▶ _Written task_: Copy each of the lines below word for word, and leave the pictures out of your answer.
--- Entries provided ---
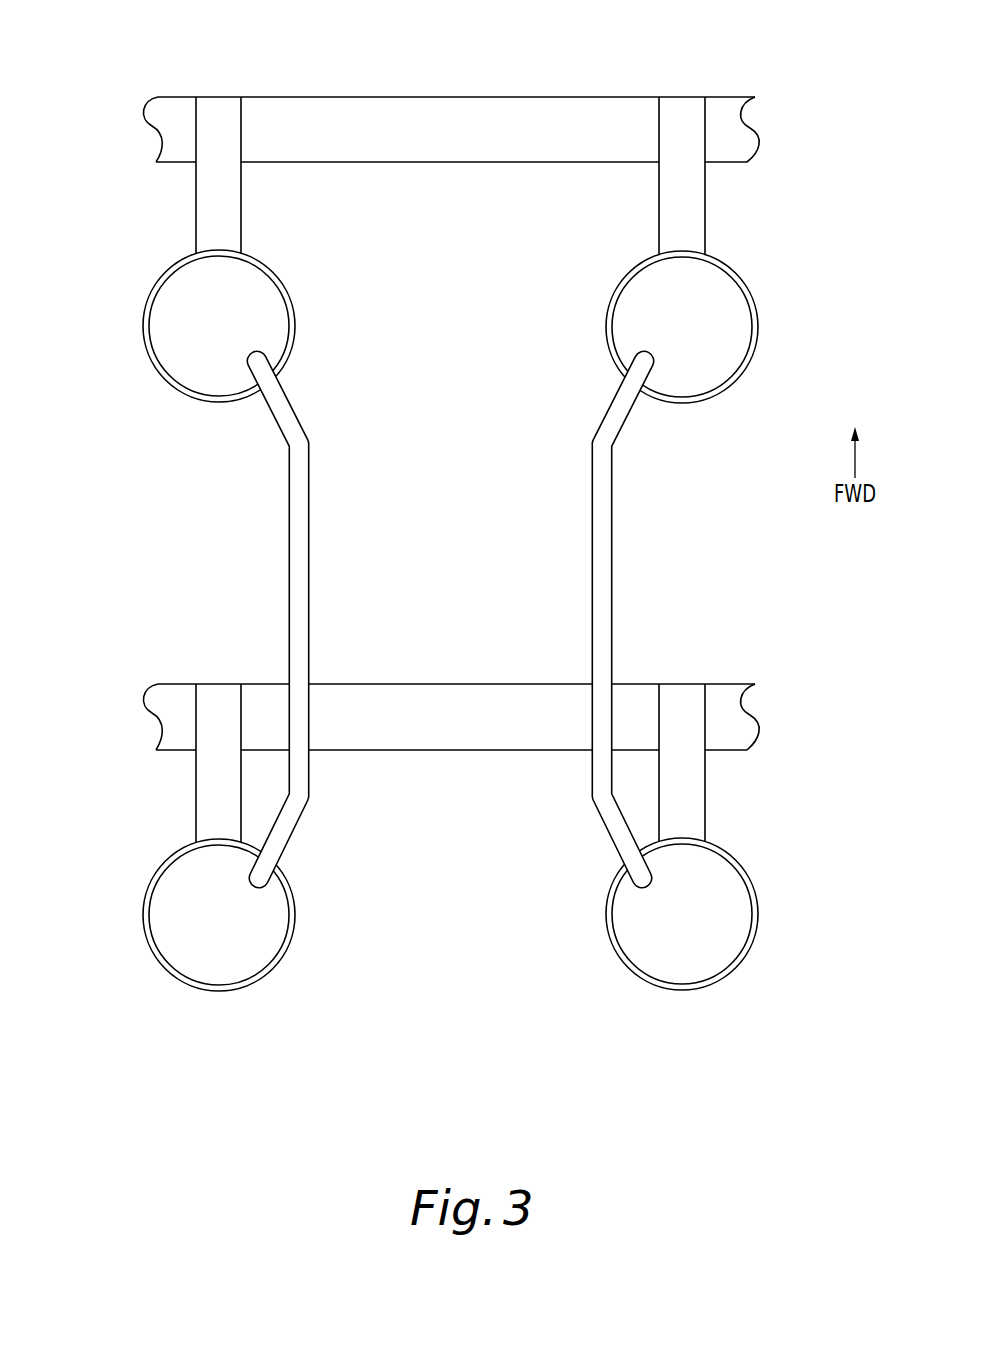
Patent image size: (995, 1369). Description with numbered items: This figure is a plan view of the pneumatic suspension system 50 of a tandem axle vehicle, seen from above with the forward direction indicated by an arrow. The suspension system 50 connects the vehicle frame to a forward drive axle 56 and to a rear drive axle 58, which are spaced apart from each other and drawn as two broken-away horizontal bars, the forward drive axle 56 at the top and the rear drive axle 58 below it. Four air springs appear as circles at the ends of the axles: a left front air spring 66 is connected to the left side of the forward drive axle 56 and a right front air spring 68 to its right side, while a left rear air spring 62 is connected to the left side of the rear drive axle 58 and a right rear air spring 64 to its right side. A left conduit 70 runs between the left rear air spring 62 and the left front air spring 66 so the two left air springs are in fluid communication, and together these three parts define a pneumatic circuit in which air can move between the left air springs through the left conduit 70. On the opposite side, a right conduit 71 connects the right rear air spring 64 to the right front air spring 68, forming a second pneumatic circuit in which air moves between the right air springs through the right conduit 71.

The pneumatic suspension system 50 is at (474, 514).
The forward drive axle 56 is at (723, 108).
The rear drive axle 58 is at (723, 695).
The left rear air spring 62 is at (178, 902).
The right rear air spring 64 is at (757, 876).
The left front air spring 66 is at (143, 316).
The right front air spring 68 is at (757, 303).
The left conduit 70 is at (310, 500).
The right conduit 71 is at (590, 470).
---
▶ _Solution to this exercise_:
Patent image size: (995, 1369). Description with numbered items: This figure is a plan view of the pneumatic suspension system 50 of a tandem axle vehicle, seen from above with the forward direction indicated by an arrow. The suspension system 50 connects the vehicle frame to a forward drive axle 56 and to a rear drive axle 58, which are spaced apart from each other and drawn as two broken-away horizontal bars, the forward drive axle 56 at the top and the rear drive axle 58 below it. Four air springs appear as circles at the ends of the axles: a left front air spring 66 is connected to the left side of the forward drive axle 56 and a right front air spring 68 to its right side, while a left rear air spring 62 is connected to the left side of the rear drive axle 58 and a right rear air spring 64 to its right side. A left conduit 70 runs between the left rear air spring 62 and the left front air spring 66 so the two left air springs are in fluid communication, and together these three parts define a pneumatic circuit in which air can move between the left air springs through the left conduit 70. On the opposite side, a right conduit 71 connects the right rear air spring 64 to the right front air spring 68, forming a second pneumatic circuit in which air moves between the right air springs through the right conduit 71.

The pneumatic suspension system 50 is at (474, 514).
The forward drive axle 56 is at (723, 108).
The rear drive axle 58 is at (723, 695).
The left rear air spring 62 is at (178, 902).
The right rear air spring 64 is at (757, 876).
The left front air spring 66 is at (143, 316).
The right front air spring 68 is at (757, 303).
The left conduit 70 is at (310, 500).
The right conduit 71 is at (590, 470).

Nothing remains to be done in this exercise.